## START

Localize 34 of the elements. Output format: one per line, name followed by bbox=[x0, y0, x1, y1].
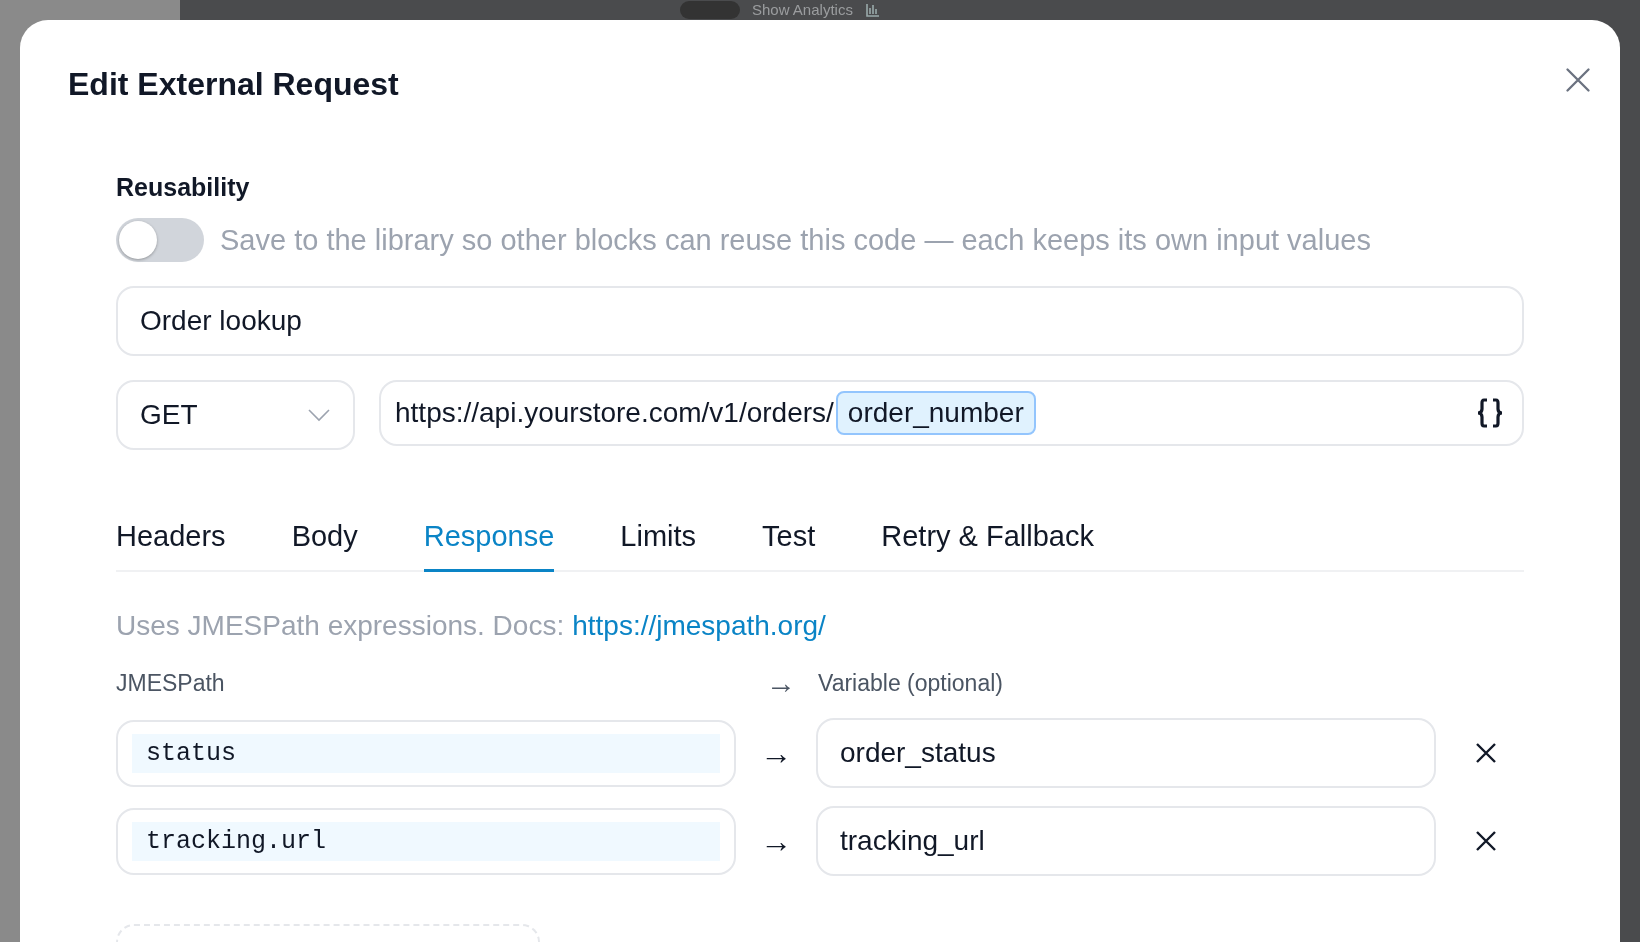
tab[interactable]: Body bbox=[291, 508, 358, 572]
name-field[interactable]: Order lookup bbox=[116, 286, 1524, 356]
section-label: Reusability bbox=[116, 173, 251, 202]
path-field[interactable]: status bbox=[116, 719, 736, 787]
variable-chip: order_number bbox=[835, 391, 1036, 435]
toggle-description: Save to the library so other blocks can reuse this code — each keeps its own input values bbox=[220, 223, 1371, 257]
path-code: tracking.url bbox=[132, 821, 720, 861]
method-select[interactable]: GET bbox=[116, 380, 355, 450]
variable-field[interactable]: tracking_url bbox=[816, 806, 1436, 876]
remove-icon[interactable] bbox=[1474, 829, 1498, 853]
tab[interactable]: Retry & Fallback bbox=[881, 508, 1094, 572]
variable-field[interactable]: order_status bbox=[816, 718, 1436, 788]
tab[interactable]: Response bbox=[423, 508, 555, 572]
tab[interactable]: Limits bbox=[620, 508, 697, 572]
help-text: Uses JMESPath expressions. Docs: bbox=[116, 610, 565, 642]
arrow-icon: → bbox=[766, 668, 818, 698]
docs-link[interactable]: https://jmespath.org/ bbox=[572, 610, 826, 642]
chevron-down-icon bbox=[307, 408, 331, 422]
column-header: JMESPath bbox=[116, 669, 226, 697]
tab[interactable]: Headers bbox=[116, 508, 226, 572]
bar-chart-icon bbox=[864, 2, 881, 18]
remove-icon[interactable] bbox=[1474, 741, 1498, 765]
braces-icon[interactable] bbox=[1476, 397, 1504, 429]
arrow-icon: → bbox=[736, 737, 816, 769]
reusability-toggle[interactable] bbox=[116, 218, 204, 262]
arrow-icon: → bbox=[736, 825, 816, 857]
path-field[interactable]: tracking.url bbox=[116, 807, 736, 875]
column-header: Variable (optional) bbox=[818, 669, 1003, 697]
toolbar-label: Show Analytics bbox=[752, 1, 853, 19]
tab[interactable]: Test bbox=[762, 508, 816, 572]
dialog-title: Edit External Request bbox=[68, 66, 399, 103]
url-field[interactable]: https://api.yourstore.com/v1/orders/ order_number bbox=[379, 380, 1524, 446]
url-text: https://api.yourstore.com/v1/orders/ bbox=[395, 397, 834, 429]
path-code: status bbox=[132, 733, 720, 773]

## END

• [What is required]: Reproduce every line of the entries above word for word, leaving out the picture.

• [The solution]:
Localize 34 of the elements. Output format: one per line, name followed by bbox=[x0, y0, x1, y1].
tab[interactable]: Body bbox=[291, 508, 358, 572]
name-field[interactable]: Order lookup bbox=[116, 286, 1524, 356]
section-label: Reusability bbox=[116, 173, 251, 202]
path-field[interactable]: status bbox=[116, 719, 736, 787]
variable-chip: order_number bbox=[835, 391, 1036, 435]
toggle-description: Save to the library so other blocks can reuse this code — each keeps its own input values bbox=[220, 223, 1371, 257]
path-code: tracking.url bbox=[132, 821, 720, 861]
method-select[interactable]: GET bbox=[116, 380, 355, 450]
variable-field[interactable]: tracking_url bbox=[816, 806, 1436, 876]
remove-icon[interactable] bbox=[1474, 829, 1498, 853]
tab[interactable]: Retry & Fallback bbox=[881, 508, 1094, 572]
variable-field[interactable]: order_status bbox=[816, 718, 1436, 788]
tab[interactable]: Response bbox=[423, 508, 555, 572]
tab[interactable]: Limits bbox=[620, 508, 697, 572]
help-text: Uses JMESPath expressions. Docs: bbox=[116, 610, 565, 642]
arrow-icon: → bbox=[766, 668, 818, 698]
docs-link[interactable]: https://jmespath.org/ bbox=[572, 610, 826, 642]
chevron-down-icon bbox=[307, 408, 331, 422]
column-header: JMESPath bbox=[116, 669, 226, 697]
tab[interactable]: Headers bbox=[116, 508, 226, 572]
bar-chart-icon bbox=[864, 2, 881, 18]
remove-icon[interactable] bbox=[1474, 741, 1498, 765]
braces-icon[interactable] bbox=[1476, 397, 1504, 429]
arrow-icon: → bbox=[736, 737, 816, 769]
reusability-toggle[interactable] bbox=[116, 218, 204, 262]
arrow-icon: → bbox=[736, 825, 816, 857]
path-field[interactable]: tracking.url bbox=[116, 807, 736, 875]
column-header: Variable (optional) bbox=[818, 669, 1003, 697]
toolbar-label: Show Analytics bbox=[752, 1, 853, 19]
tab[interactable]: Test bbox=[762, 508, 816, 572]
dialog-title: Edit External Request bbox=[68, 66, 399, 103]
url-field[interactable]: https://api.yourstore.com/v1/orders/ order_number bbox=[379, 380, 1524, 446]
url-text: https://api.yourstore.com/v1/orders/ bbox=[395, 397, 834, 429]
path-code: status bbox=[132, 733, 720, 773]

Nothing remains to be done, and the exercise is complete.